[Begin Data for processing]
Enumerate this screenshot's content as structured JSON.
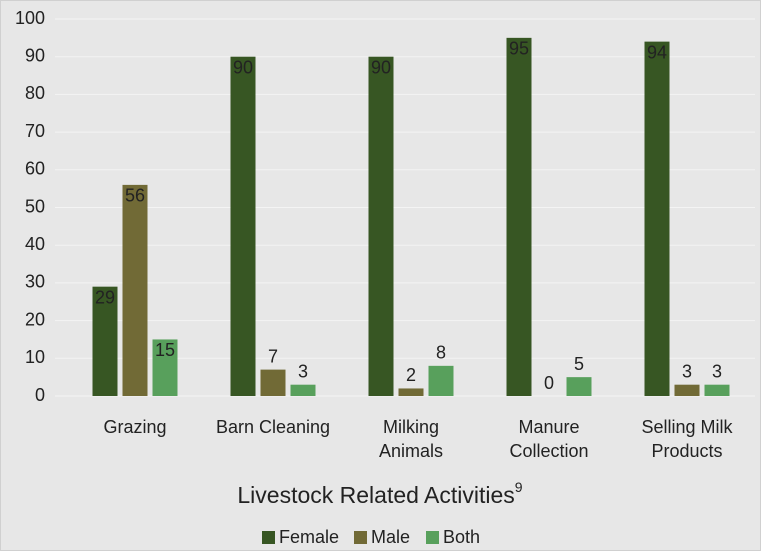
{
  "chart_data": {
    "type": "bar",
    "x_label": "Livestock Related Activities",
    "x_label_note": "9",
    "categories": [
      "Grazing",
      "Barn Cleaning",
      "Milking Animals",
      "Manure Collection",
      "Selling Milk Products"
    ],
    "series": [
      {
        "name": "Female",
        "color": "#375623",
        "values": [
          29,
          90,
          90,
          95,
          94
        ]
      },
      {
        "name": "Male",
        "color": "#716a36",
        "values": [
          56,
          7,
          2,
          0,
          3
        ]
      },
      {
        "name": "Both",
        "color": "#58a05c",
        "values": [
          15,
          3,
          8,
          5,
          3
        ]
      }
    ],
    "ylim": [
      0,
      100
    ],
    "yticks": [
      0,
      10,
      20,
      30,
      40,
      50,
      60,
      70,
      80,
      90,
      100
    ],
    "grid": true,
    "legend": "bottom",
    "data_labels": true
  }
}
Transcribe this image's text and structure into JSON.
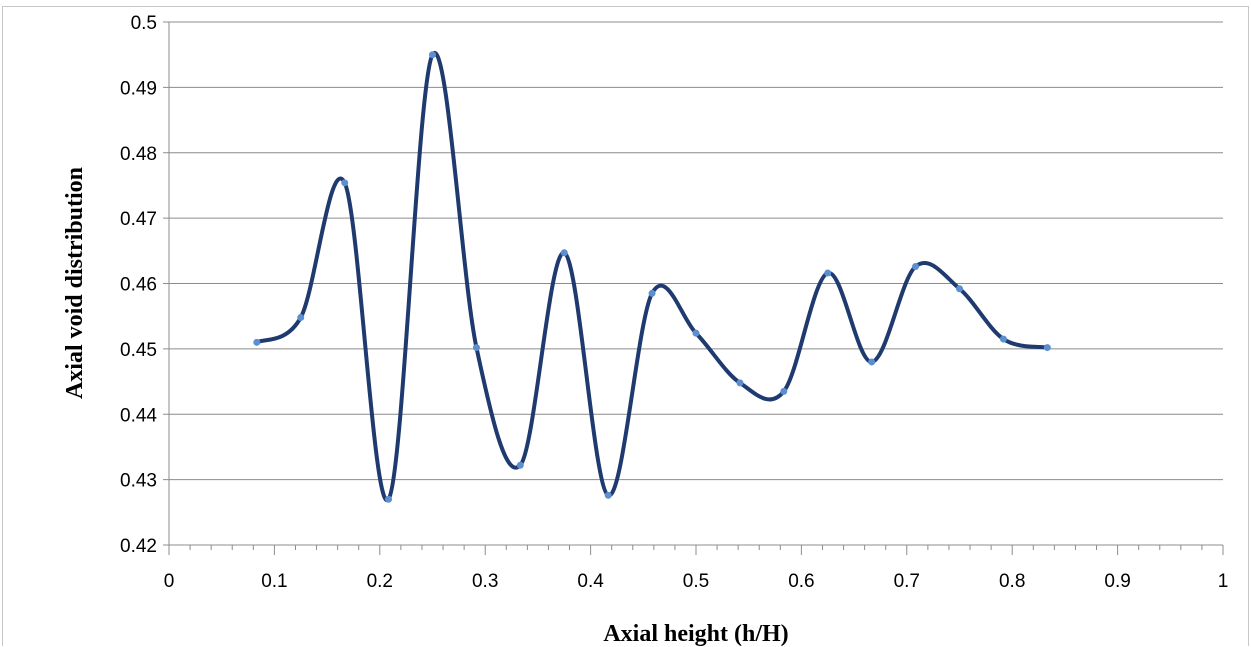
{
  "chart_data": {
    "type": "line",
    "title": "",
    "xlabel": "Axial height (h/H)",
    "ylabel": "Axial void distribution",
    "xlim": [
      0,
      1
    ],
    "ylim": [
      0.42,
      0.5
    ],
    "x_ticks": [
      "0",
      "0.1",
      "0.2",
      "0.3",
      "0.4",
      "0.5",
      "0.6",
      "0.7",
      "0.8",
      "0.9",
      "1"
    ],
    "y_ticks": [
      "0.42",
      "0.43",
      "0.44",
      "0.45",
      "0.46",
      "0.47",
      "0.48",
      "0.49",
      "0.5"
    ],
    "grid": true,
    "legend": "none",
    "smooth": true,
    "line_color": "#1f3a6e",
    "marker_color": "#5b8fd0",
    "series": [
      {
        "x": [
          0.0833,
          0.125,
          0.1667,
          0.2083,
          0.25,
          0.2917,
          0.3333,
          0.375,
          0.4167,
          0.4583,
          0.5,
          0.5417,
          0.5833,
          0.625,
          0.6667,
          0.7083,
          0.75,
          0.7917,
          0.8333
        ],
        "y": [
          0.451,
          0.4548,
          0.4754,
          0.427,
          0.495,
          0.4502,
          0.4322,
          0.4647,
          0.4276,
          0.4585,
          0.4524,
          0.4448,
          0.4435,
          0.4616,
          0.448,
          0.4626,
          0.4592,
          0.4515,
          0.4502
        ]
      }
    ]
  }
}
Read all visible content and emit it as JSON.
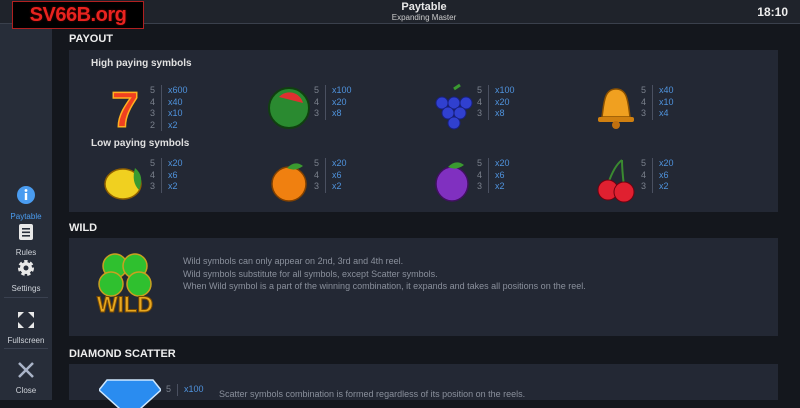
{
  "header": {
    "title": "Paytable",
    "subtitle": "Expanding Master",
    "time": "18:10"
  },
  "watermark": "SV66B.org",
  "sidebar": {
    "items": [
      {
        "label": "Paytable",
        "icon": "info-icon",
        "active": true
      },
      {
        "label": "Rules",
        "icon": "document-icon"
      },
      {
        "label": "Settings",
        "icon": "gear-icon"
      },
      {
        "label": "Fullscreen",
        "icon": "fullscreen-icon"
      },
      {
        "label": "Close",
        "icon": "close-icon"
      }
    ]
  },
  "payout": {
    "title": "PAYOUT",
    "high_label": "High paying symbols",
    "low_label": "Low paying symbols",
    "high": [
      {
        "symbol": "seven",
        "pays": [
          [
            "5",
            "x600"
          ],
          [
            "4",
            "x40"
          ],
          [
            "3",
            "x10"
          ],
          [
            "2",
            "x2"
          ]
        ]
      },
      {
        "symbol": "watermelon",
        "pays": [
          [
            "5",
            "x100"
          ],
          [
            "4",
            "x20"
          ],
          [
            "3",
            "x8"
          ]
        ]
      },
      {
        "symbol": "grapes",
        "pays": [
          [
            "5",
            "x100"
          ],
          [
            "4",
            "x20"
          ],
          [
            "3",
            "x8"
          ]
        ]
      },
      {
        "symbol": "bell",
        "pays": [
          [
            "5",
            "x40"
          ],
          [
            "4",
            "x10"
          ],
          [
            "3",
            "x4"
          ]
        ]
      }
    ],
    "low": [
      {
        "symbol": "lemon",
        "pays": [
          [
            "5",
            "x20"
          ],
          [
            "4",
            "x6"
          ],
          [
            "3",
            "x2"
          ]
        ]
      },
      {
        "symbol": "orange",
        "pays": [
          [
            "5",
            "x20"
          ],
          [
            "4",
            "x6"
          ],
          [
            "3",
            "x2"
          ]
        ]
      },
      {
        "symbol": "plum",
        "pays": [
          [
            "5",
            "x20"
          ],
          [
            "4",
            "x6"
          ],
          [
            "3",
            "x2"
          ]
        ]
      },
      {
        "symbol": "cherry",
        "pays": [
          [
            "5",
            "x20"
          ],
          [
            "4",
            "x6"
          ],
          [
            "3",
            "x2"
          ]
        ]
      }
    ]
  },
  "wild": {
    "title": "WILD",
    "symbol_text": "WILD",
    "lines": [
      "Wild symbols can only appear on 2nd, 3rd and 4th reel.",
      "Wild symbols substitute for all symbols, except Scatter symbols.",
      "When Wild symbol is a part of the winning combination, it expands and takes all positions on the reel."
    ]
  },
  "scatter": {
    "title": "DIAMOND SCATTER",
    "pays": [
      [
        "5",
        "x100"
      ]
    ],
    "lines": [
      "Scatter symbols combination is formed regardless of its position on the reels."
    ]
  }
}
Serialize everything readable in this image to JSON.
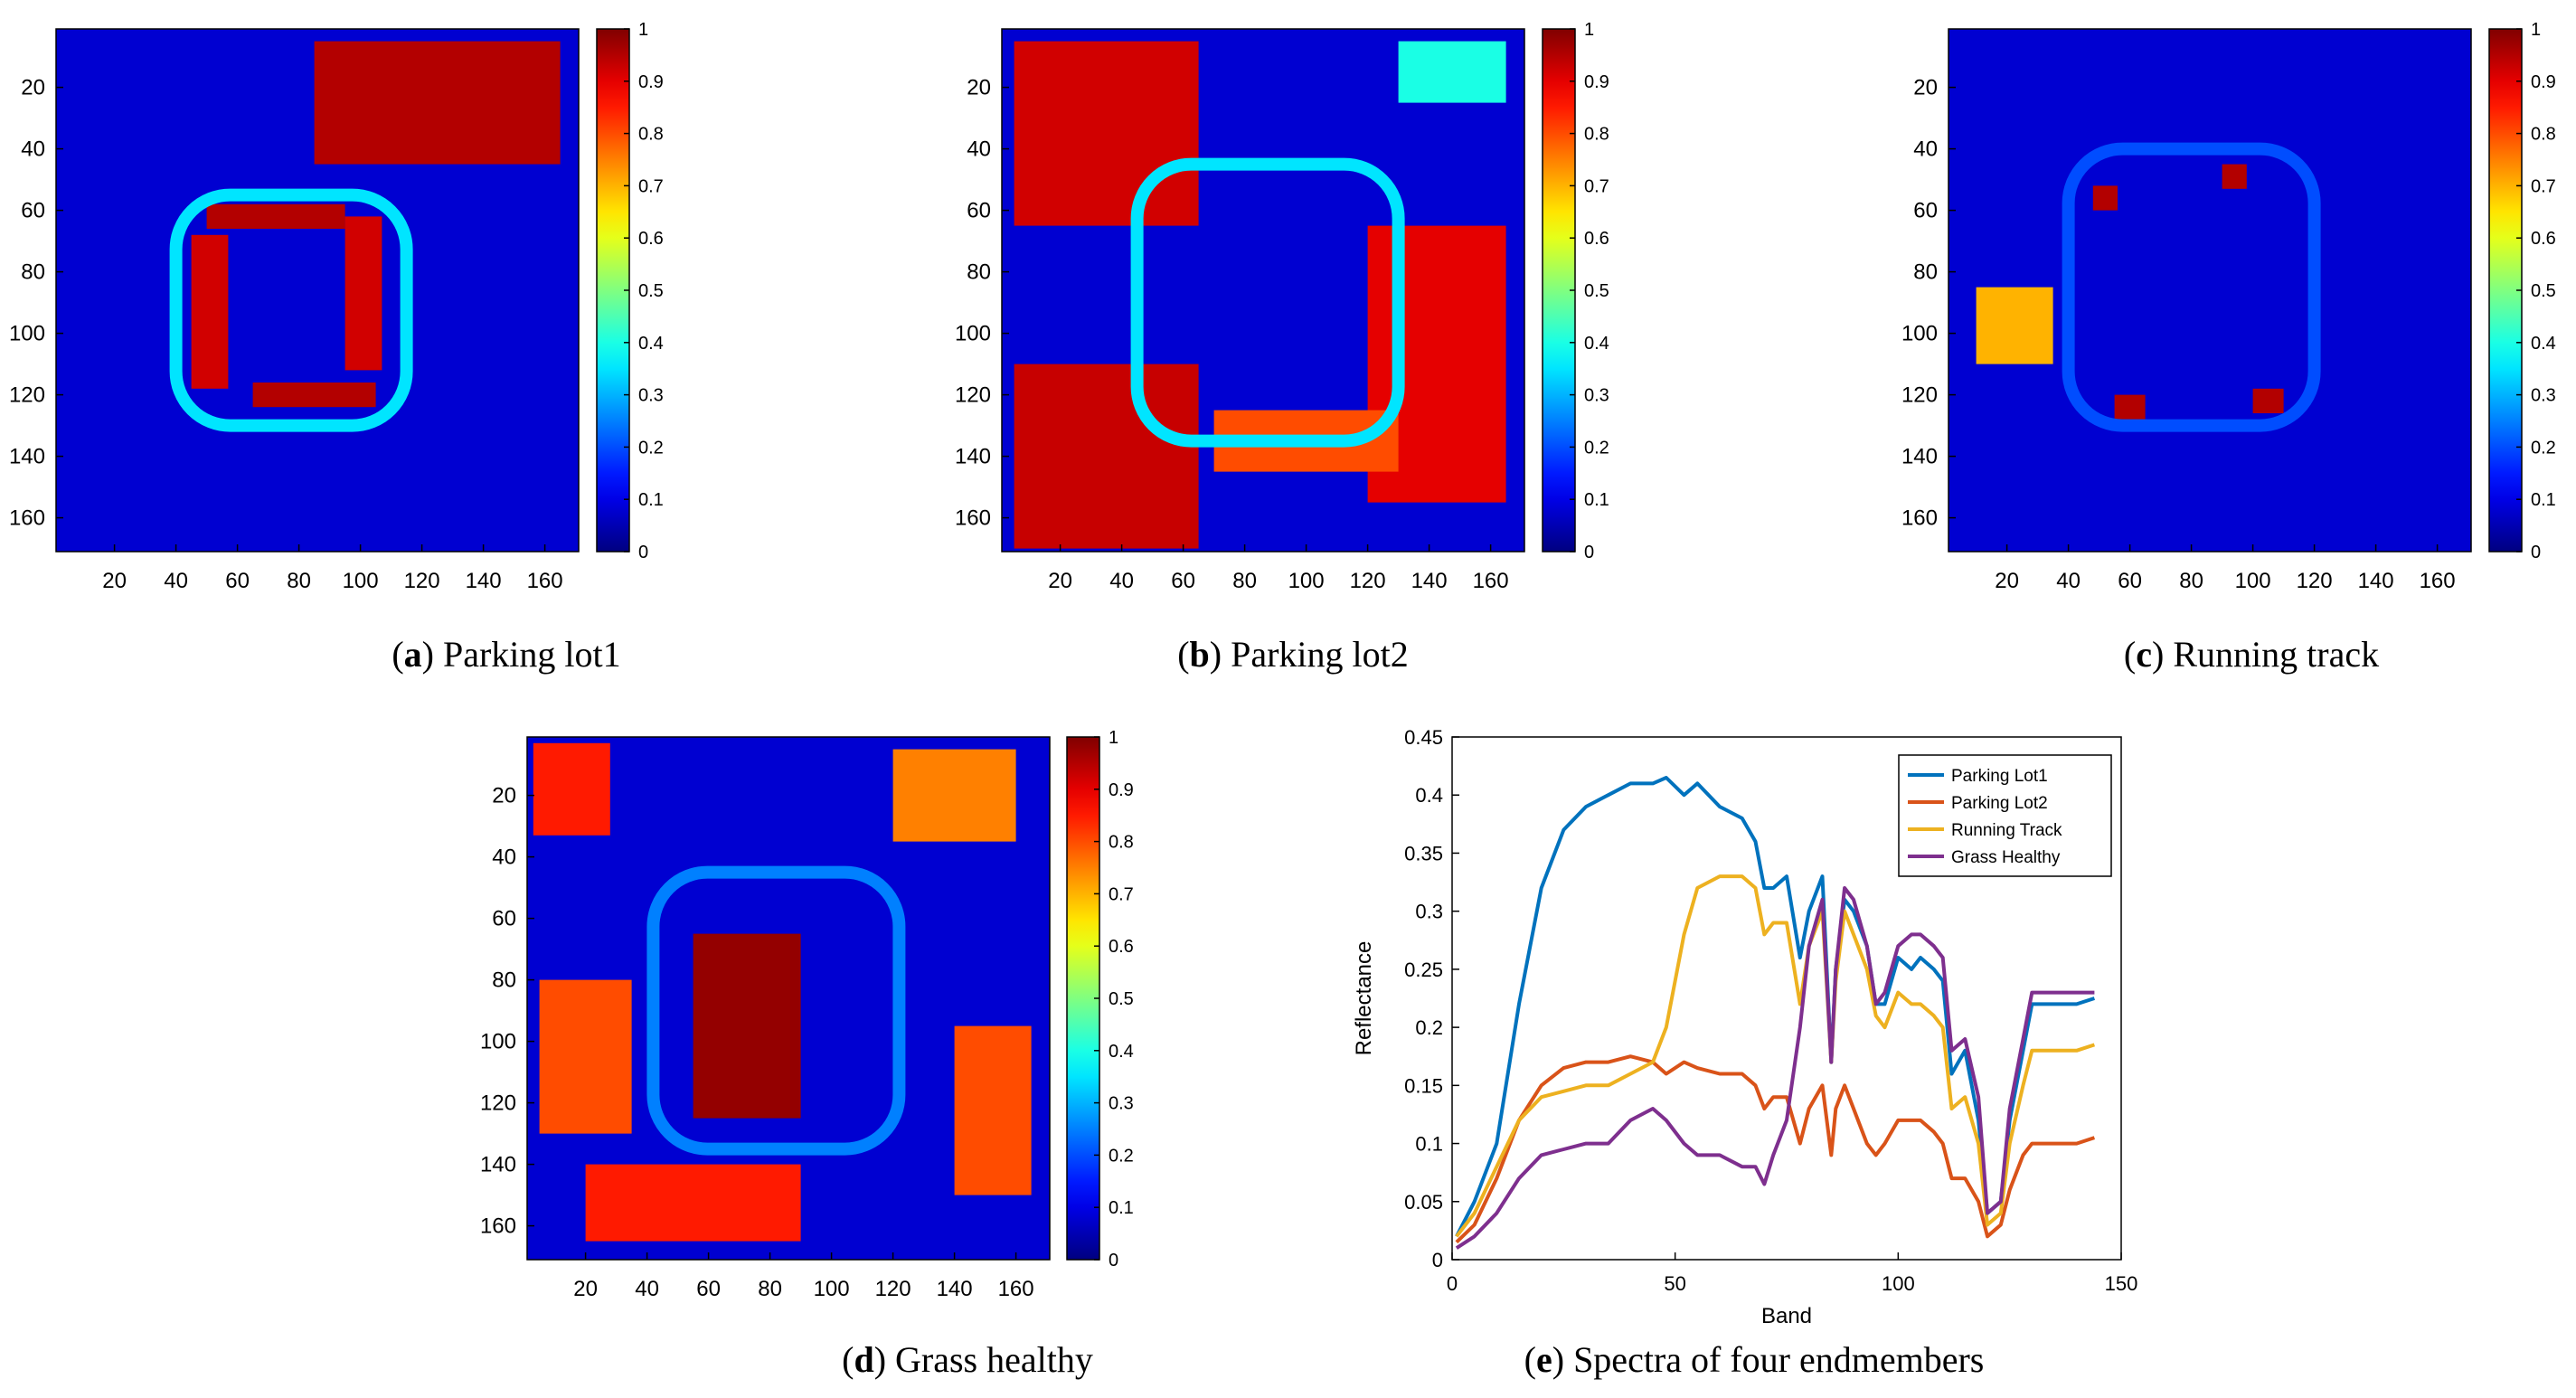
{
  "chart_data": [
    {
      "type": "heatmap",
      "panel_letter": "a",
      "caption": "Parking lot1",
      "xticks": [
        20,
        40,
        60,
        80,
        100,
        120,
        140,
        160
      ],
      "yticks": [
        20,
        40,
        60,
        80,
        100,
        120,
        140,
        160
      ],
      "xlim": [
        1,
        170
      ],
      "ylim": [
        1,
        170
      ],
      "colorbar_ticks": [
        "0",
        "0.1",
        "0.2",
        "0.3",
        "0.4",
        "0.5",
        "0.6",
        "0.7",
        "0.8",
        "0.9",
        "1"
      ],
      "clim": [
        0,
        1
      ],
      "colormap": "jet"
    },
    {
      "type": "heatmap",
      "panel_letter": "b",
      "caption": "Parking lot2",
      "xticks": [
        20,
        40,
        60,
        80,
        100,
        120,
        140,
        160
      ],
      "yticks": [
        20,
        40,
        60,
        80,
        100,
        120,
        140,
        160
      ],
      "xlim": [
        1,
        170
      ],
      "ylim": [
        1,
        170
      ],
      "colorbar_ticks": [
        "0",
        "0.1",
        "0.2",
        "0.3",
        "0.4",
        "0.5",
        "0.6",
        "0.7",
        "0.8",
        "0.9",
        "1"
      ],
      "clim": [
        0,
        1
      ],
      "colormap": "jet"
    },
    {
      "type": "heatmap",
      "panel_letter": "c",
      "caption": "Running track",
      "xticks": [
        20,
        40,
        60,
        80,
        100,
        120,
        140,
        160
      ],
      "yticks": [
        20,
        40,
        60,
        80,
        100,
        120,
        140,
        160
      ],
      "xlim": [
        1,
        170
      ],
      "ylim": [
        1,
        170
      ],
      "colorbar_ticks": [
        "0",
        "0.1",
        "0.2",
        "0.3",
        "0.4",
        "0.5",
        "0.6",
        "0.7",
        "0.8",
        "0.9",
        "1"
      ],
      "clim": [
        0,
        1
      ],
      "colormap": "jet"
    },
    {
      "type": "heatmap",
      "panel_letter": "d",
      "caption": "Grass healthy",
      "xticks": [
        20,
        40,
        60,
        80,
        100,
        120,
        140,
        160
      ],
      "yticks": [
        20,
        40,
        60,
        80,
        100,
        120,
        140,
        160
      ],
      "xlim": [
        1,
        170
      ],
      "ylim": [
        1,
        170
      ],
      "colorbar_ticks": [
        "0",
        "0.1",
        "0.2",
        "0.3",
        "0.4",
        "0.5",
        "0.6",
        "0.7",
        "0.8",
        "0.9",
        "1"
      ],
      "clim": [
        0,
        1
      ],
      "colormap": "jet"
    },
    {
      "type": "line",
      "panel_letter": "e",
      "caption": "Spectra of four endmembers",
      "xlabel": "Band",
      "ylabel": "Reflectance",
      "xlim": [
        0,
        150
      ],
      "ylim": [
        0,
        0.45
      ],
      "xticks": [
        0,
        50,
        100,
        150
      ],
      "yticks": [
        0,
        0.05,
        0.1,
        0.15,
        0.2,
        0.25,
        0.3,
        0.35,
        0.4,
        0.45
      ],
      "legend_position": "top-right",
      "x": [
        1,
        5,
        10,
        15,
        20,
        25,
        30,
        35,
        40,
        45,
        48,
        52,
        55,
        60,
        65,
        68,
        70,
        72,
        75,
        78,
        80,
        83,
        85,
        86,
        88,
        90,
        93,
        95,
        97,
        100,
        103,
        105,
        108,
        110,
        112,
        115,
        118,
        120,
        123,
        125,
        128,
        130,
        135,
        140,
        144
      ],
      "series": [
        {
          "name": "Parking Lot1",
          "color": "#0072BD",
          "values": [
            0.02,
            0.05,
            0.1,
            0.22,
            0.32,
            0.37,
            0.39,
            0.4,
            0.41,
            0.41,
            0.415,
            0.4,
            0.41,
            0.39,
            0.38,
            0.36,
            0.32,
            0.32,
            0.33,
            0.26,
            0.3,
            0.33,
            0.17,
            0.25,
            0.31,
            0.3,
            0.27,
            0.22,
            0.22,
            0.26,
            0.25,
            0.26,
            0.25,
            0.24,
            0.16,
            0.18,
            0.12,
            0.04,
            0.05,
            0.12,
            0.18,
            0.22,
            0.22,
            0.22,
            0.225
          ]
        },
        {
          "name": "Parking Lot2",
          "color": "#D95319",
          "values": [
            0.015,
            0.03,
            0.07,
            0.12,
            0.15,
            0.165,
            0.17,
            0.17,
            0.175,
            0.17,
            0.16,
            0.17,
            0.165,
            0.16,
            0.16,
            0.15,
            0.13,
            0.14,
            0.14,
            0.1,
            0.13,
            0.15,
            0.09,
            0.13,
            0.15,
            0.13,
            0.1,
            0.09,
            0.1,
            0.12,
            0.12,
            0.12,
            0.11,
            0.1,
            0.07,
            0.07,
            0.05,
            0.02,
            0.03,
            0.06,
            0.09,
            0.1,
            0.1,
            0.1,
            0.105
          ]
        },
        {
          "name": "Running Track",
          "color": "#EDB120",
          "values": [
            0.02,
            0.04,
            0.08,
            0.12,
            0.14,
            0.145,
            0.15,
            0.15,
            0.16,
            0.17,
            0.2,
            0.28,
            0.32,
            0.33,
            0.33,
            0.32,
            0.28,
            0.29,
            0.29,
            0.22,
            0.27,
            0.3,
            0.17,
            0.24,
            0.3,
            0.28,
            0.25,
            0.21,
            0.2,
            0.23,
            0.22,
            0.22,
            0.21,
            0.2,
            0.13,
            0.14,
            0.1,
            0.03,
            0.04,
            0.1,
            0.15,
            0.18,
            0.18,
            0.18,
            0.185
          ]
        },
        {
          "name": "Grass Healthy",
          "color": "#7E2F8E",
          "values": [
            0.01,
            0.02,
            0.04,
            0.07,
            0.09,
            0.095,
            0.1,
            0.1,
            0.12,
            0.13,
            0.12,
            0.1,
            0.09,
            0.09,
            0.08,
            0.08,
            0.065,
            0.09,
            0.12,
            0.2,
            0.27,
            0.31,
            0.17,
            0.25,
            0.32,
            0.31,
            0.27,
            0.22,
            0.23,
            0.27,
            0.28,
            0.28,
            0.27,
            0.26,
            0.18,
            0.19,
            0.14,
            0.04,
            0.05,
            0.13,
            0.19,
            0.23,
            0.23,
            0.23,
            0.23
          ]
        }
      ]
    }
  ]
}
[End Data for processing]
Report how many lines in these entries contain "image". Answer with the number only.

2